[Task data]:

----

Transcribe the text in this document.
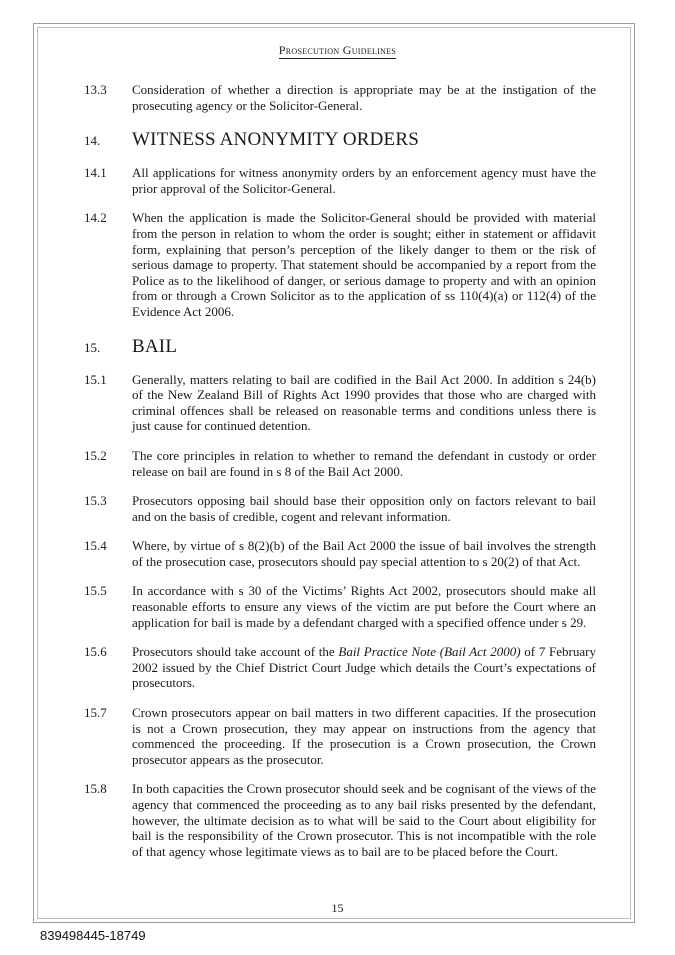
Prosecution Guidelines
13.3	Consideration of whether a direction is appropriate may be at the instigation of the prosecuting agency or the Solicitor-General.
14.	WITNESS ANONYMITY ORDERS
14.1	All applications for witness anonymity orders by an enforcement agency must have the prior approval of the Solicitor-General.
14.2	When the application is made the Solicitor-General should be provided with material from the person in relation to whom the order is sought; either in statement or affidavit form, explaining that person’s perception of the likely danger to them or the risk of serious damage to property. That statement should be accompanied by a report from the Police as to the likelihood of danger, or serious damage to property and with an opinion from or through a Crown Solicitor as to the application of ss 110(4)(a) or 112(4) of the Evidence Act 2006.
15.	BAIL
15.1	Generally, matters relating to bail are codified in the Bail Act 2000. In addition s 24(b) of the New Zealand Bill of Rights Act 1990 provides that those who are charged with criminal offences shall be released on reasonable terms and conditions unless there is just cause for continued detention.
15.2	The core principles in relation to whether to remand the defendant in custody or order release on bail are found in s 8 of the Bail Act 2000.
15.3	Prosecutors opposing bail should base their opposition only on factors relevant to bail and on the basis of credible, cogent and relevant information.
15.4	Where, by virtue of s 8(2)(b) of the Bail Act 2000 the issue of bail involves the strength of the prosecution case, prosecutors should pay special attention to s 20(2) of that Act.
15.5	In accordance with s 30 of the Victims’ Rights Act 2002, prosecutors should make all reasonable efforts to ensure any views of the victim are put before the Court where an application for bail is made by a defendant charged with a specified offence under s 29.
15.6	Prosecutors should take account of the Bail Practice Note (Bail Act 2000) of 7 February 2002 issued by the Chief District Court Judge which details the Court’s expectations of prosecutors.
15.7	Crown prosecutors appear on bail matters in two different capacities. If the prosecution is not a Crown prosecution, they may appear on instructions from the agency that commenced the proceeding. If the prosecution is a Crown prosecution, the Crown prosecutor appears as the prosecutor.
15.8	In both capacities the Crown prosecutor should seek and be cognisant of the views of the agency that commenced the proceeding as to any bail risks presented by the defendant, however, the ultimate decision as to what will be said to the Court about eligibility for bail is the responsibility of the Crown prosecutor. This is not incompatible with the role of that agency whose legitimate views as to bail are to be placed before the Court.
15
839498445-18749
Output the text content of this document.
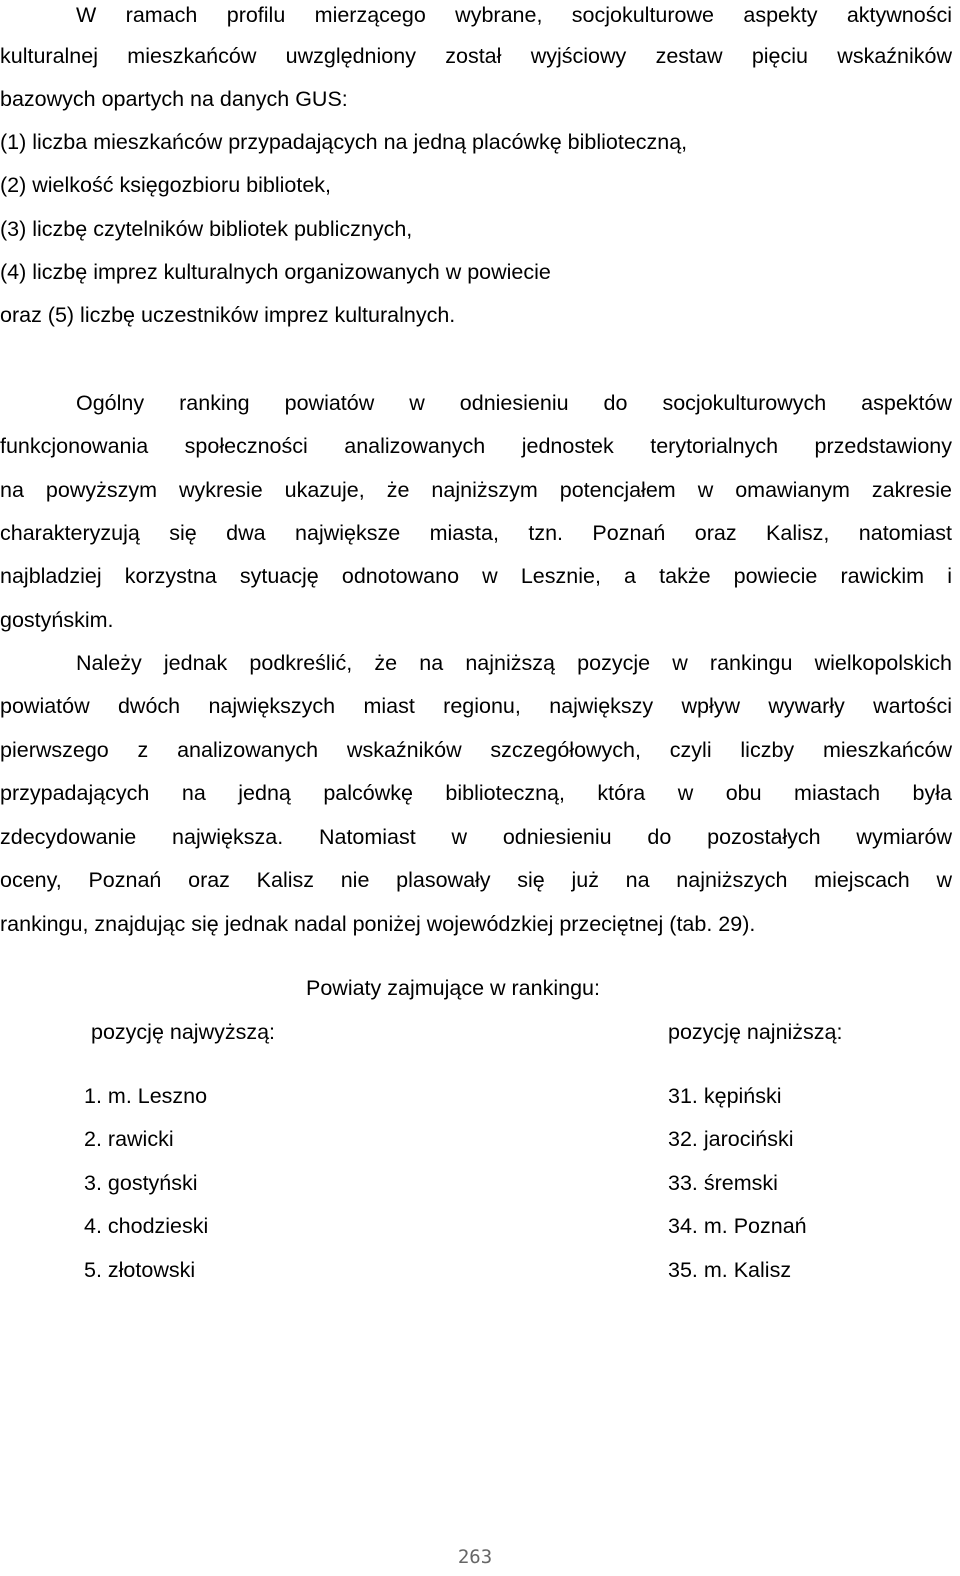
W ramach profilu mierzącego wybrane, socjokulturowe aspekty aktywności
kulturalnej mieszkańców uwzględniony został wyjściowy zestaw pięciu wskaźników
bazowych opartych na danych GUS:
(1) liczba mieszkańców przypadających na jedną placówkę biblioteczną,
(2) wielkość księgozbioru bibliotek,
(3) liczbę czytelników bibliotek publicznych,
(4) liczbę imprez kulturalnych organizowanych w powiecie
oraz (5) liczbę uczestników imprez kulturalnych.
Ogólny ranking powiatów w odniesieniu do socjokulturowych aspektów
funkcjonowania społeczności analizowanych jednostek terytorialnych przedstawiony
na powyższym wykresie ukazuje, że najniższym potencjałem w omawianym zakresie
charakteryzują się dwa największe miasta, tzn. Poznań oraz Kalisz, natomiast
najbladziej korzystna sytuację odnotowano w Lesznie, a także powiecie rawickim i
gostyńskim.
Należy jednak podkreślić, że na najniższą pozycje w rankingu wielkopolskich
powiatów dwóch największych miast regionu, największy wpływ wywarły wartości
pierwszego z analizowanych wskaźników szczegółowych, czyli liczby mieszkańców
przypadających na jedną palcówkę biblioteczną, która w obu miastach była
zdecydowanie największa. Natomiast w odniesieniu do pozostałych wymiarów
oceny, Poznań oraz Kalisz nie plasowały się już na najniższych miejscach w
rankingu, znajdując się jednak nadal poniżej wojewódzkiej przeciętnej (tab. 29).
Powiaty zajmujące w rankingu:
pozycję najwyższą:	pozycję najniższą:
1. m. Leszno
2. rawicki
3. gostyński
4. chodzieski
5. złotowski
31. kępiński
32. jarociński
33. śremski
34. m. Poznań
35. m. Kalisz
263
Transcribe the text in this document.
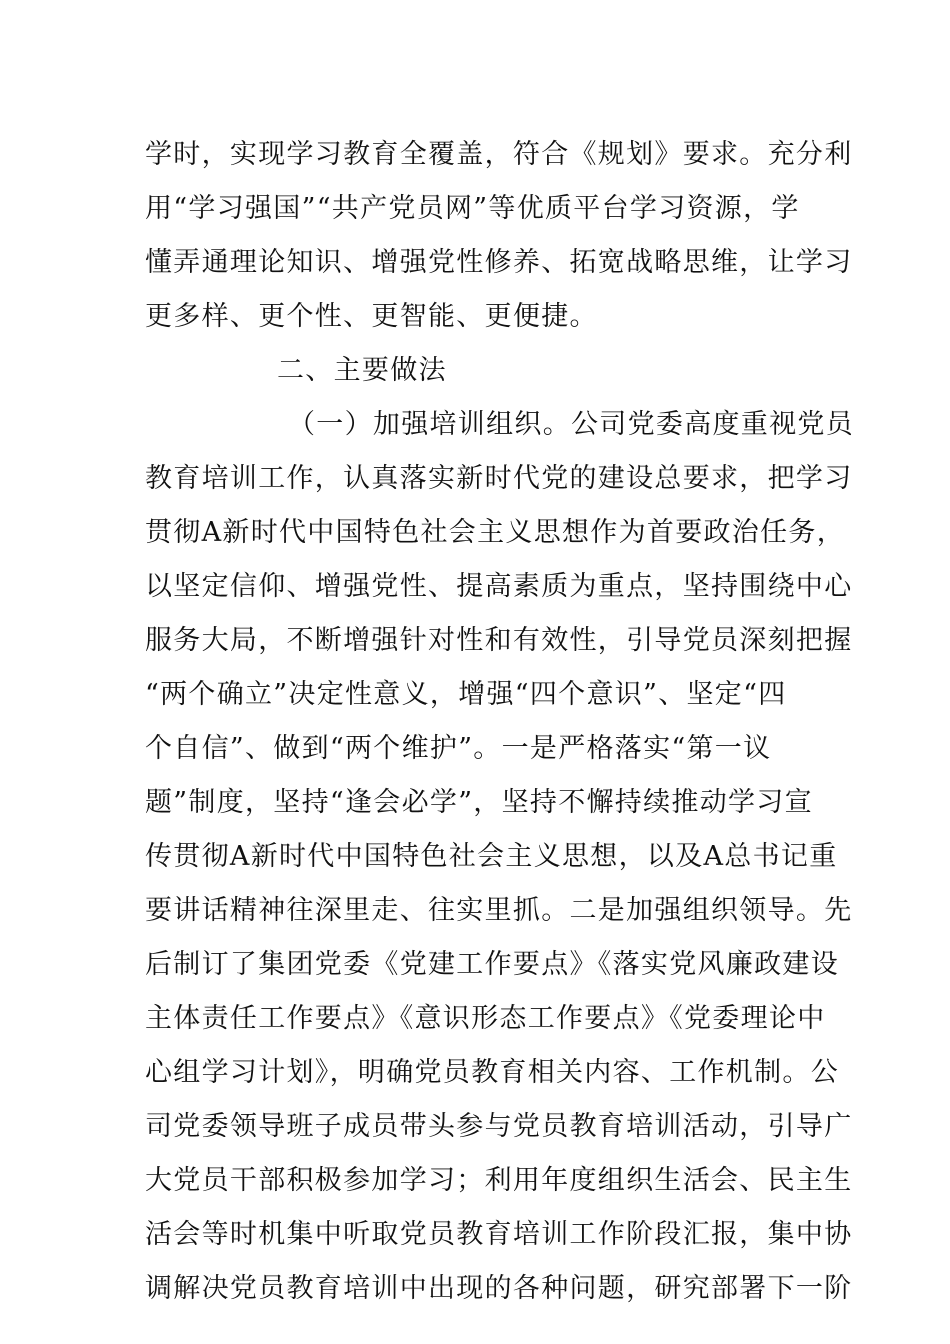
学时，实现学习教育全覆盖，符合《规划》要求。充分利
用“学习强国”“共产党员网”等优质平台学习资源，学
懂弄通理论知识、增强党性修养、拓宽战略思维，让学习
更多样、更个性、更智能、更便捷。
二、主要做法
（一）加强培训组织。公司党委高度重视党员
教育培训工作，认真落实新时代党的建设总要求，把学习
贯彻A新时代中国特色社会主义思想作为首要政治任务，
以坚定信仰、增强党性、提高素质为重点，坚持围绕中心
服务大局，不断增强针对性和有效性，引导党员深刻把握
“两个确立”决定性意义，增强“四个意识”、坚定“四
个自信”、做到“两个维护”。一是严格落实“第一议
题”制度，坚持“逢会必学”，坚持不懈持续推动学习宣
传贯彻A新时代中国特色社会主义思想，以及A总书记重
要讲话精神往深里走、往实里抓。二是加强组织领导。先
后制订了集团党委《党建工作要点》《落实党风廉政建设
主体责任工作要点》《意识形态工作要点》《党委理论中
心组学习计划》，明确党员教育相关内容、工作机制。公
司党委领导班子成员带头参与党员教育培训活动，引导广
大党员干部积极参加学习；利用年度组织生活会、民主生
活会等时机集中听取党员教育培训工作阶段汇报，集中协
调解决党员教育培训中出现的各种问题，研究部署下一阶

----

[What the exercise asks]:
Go through the listing above line by line and say how many lines hold the word "jednak". Reply with that number only.

[The answer]:
2